▸ REQUIREMENT
Copy each line below exactly and leave the pictures out.
** BEGIN RECORDS PROVIDED **
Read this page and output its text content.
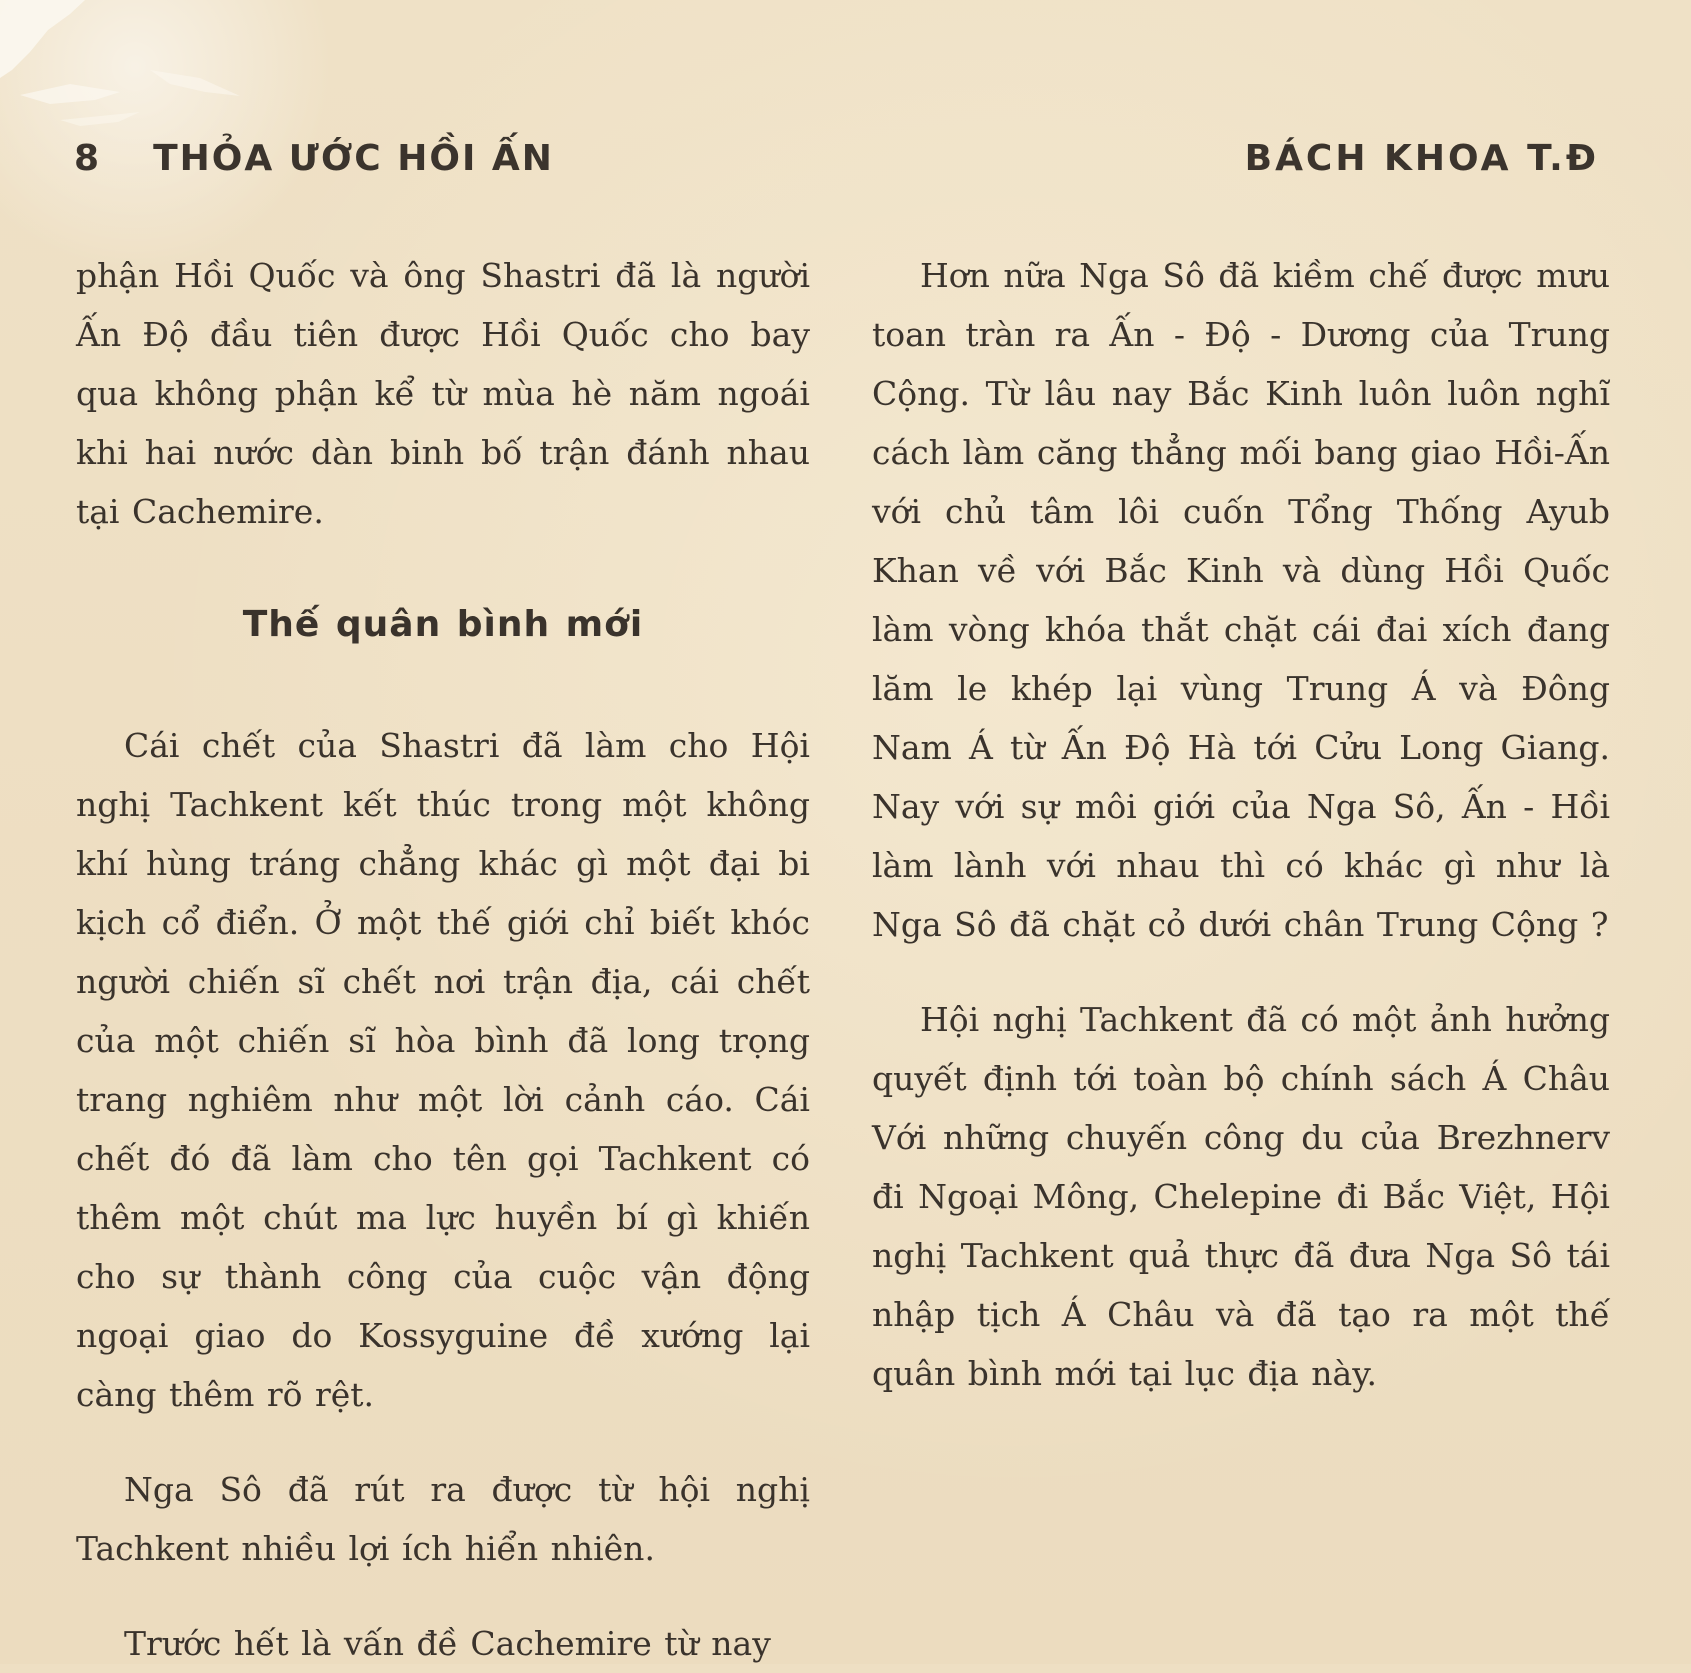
8 THỎA ƯỚC HỒI ẤN	BÁCH KHOA T.Đ

phận Hồi Quốc và ông Shastri đã là người Ấn Độ đầu tiên được Hồi Quốc cho bay qua không phận kể từ mùa hè năm ngoái khi hai nước dàn binh bố trận đánh nhau tại Cachemire.

Thế quân bình mới

Cái chết của Shastri đã làm cho Hội nghị Tachkent kết thúc trong một không khí hùng tráng chẳng khác gì một đại bi kịch cổ điển. Ở một thế giới chỉ biết khóc người chiến sĩ chết nơi trận địa, cái chết của một chiến sĩ hòa bình đã long trọng trang nghiêm như một lời cảnh cáo. Cái chết đó đã làm cho tên gọi Tachkent có thêm một chút ma lực huyền bí gì khiến cho sự thành công của cuộc vận động ngoại giao do Kossyguine đề xướng lại càng thêm rõ rệt.

Nga Sô đã rút ra được từ hội nghị Tachkent nhiều lợi ích hiển nhiên.

Trước hết là vấn đề Cachemire từ nay

Hơn nữa Nga Sô đã kiềm chế được mưu toan tràn ra Ấn - Độ - Dương của Trung Cộng. Từ lâu nay Bắc Kinh luôn luôn nghĩ cách làm căng thẳng mối bang giao Hồi-Ấn với chủ tâm lôi cuốn Tổng Thống Ayub Khan về với Bắc Kinh và dùng Hồi Quốc làm vòng khóa thắt chặt cái đai xích đang lăm le khép lại vùng Trung Á và Đông Nam Á từ Ấn Độ Hà tới Cửu Long Giang. Nay với sự môi giới của Nga Sô, Ấn - Hồi làm lành với nhau thì có khác gì như là Nga Sô đã chặt cỏ dưới chân Trung Cộng ?

Hội nghị Tachkent đã có một ảnh hưởng quyết định tới toàn bộ chính sách Á Châu Với những chuyến công du của Brezhnerv đi Ngoại Mông, Chelepine đi Bắc Việt, Hội nghị Tachkent quả thực đã đưa Nga Sô tái nhập tịch Á Châu và đã tạo ra một thế quân bình mới tại lục địa này.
** END RECORDS PROVIDED **
▸ THE REPLY
Read this page and output its text content.
8 THỎA ƯỚC HỒI ẤN	BÁCH KHOA T.Đ

phận Hồi Quốc và ông Shastri đã là người Ấn Độ đầu tiên được Hồi Quốc cho bay qua không phận kể từ mùa hè năm ngoái khi hai nước dàn binh bố trận đánh nhau tại Cachemire.

Thế quân bình mới

Cái chết của Shastri đã làm cho Hội nghị Tachkent kết thúc trong một không khí hùng tráng chẳng khác gì một đại bi kịch cổ điển. Ở một thế giới chỉ biết khóc người chiến sĩ chết nơi trận địa, cái chết của một chiến sĩ hòa bình đã long trọng trang nghiêm như một lời cảnh cáo. Cái chết đó đã làm cho tên gọi Tachkent có thêm một chút ma lực huyền bí gì khiến cho sự thành công của cuộc vận động ngoại giao do Kossyguine đề xướng lại càng thêm rõ rệt.

Nga Sô đã rút ra được từ hội nghị Tachkent nhiều lợi ích hiển nhiên.

Trước hết là vấn đề Cachemire từ nay

Hơn nữa Nga Sô đã kiềm chế được mưu toan tràn ra Ấn - Độ - Dương của Trung Cộng. Từ lâu nay Bắc Kinh luôn luôn nghĩ cách làm căng thẳng mối bang giao Hồi-Ấn với chủ tâm lôi cuốn Tổng Thống Ayub Khan về với Bắc Kinh và dùng Hồi Quốc làm vòng khóa thắt chặt cái đai xích đang lăm le khép lại vùng Trung Á và Đông Nam Á từ Ấn Độ Hà tới Cửu Long Giang. Nay với sự môi giới của Nga Sô, Ấn - Hồi làm lành với nhau thì có khác gì như là Nga Sô đã chặt cỏ dưới chân Trung Cộng ?

Hội nghị Tachkent đã có một ảnh hưởng quyết định tới toàn bộ chính sách Á Châu Với những chuyến công du của Brezhnerv đi Ngoại Mông, Chelepine đi Bắc Việt, Hội nghị Tachkent quả thực đã đưa Nga Sô tái nhập tịch Á Châu và đã tạo ra một thế quân bình mới tại lục địa này.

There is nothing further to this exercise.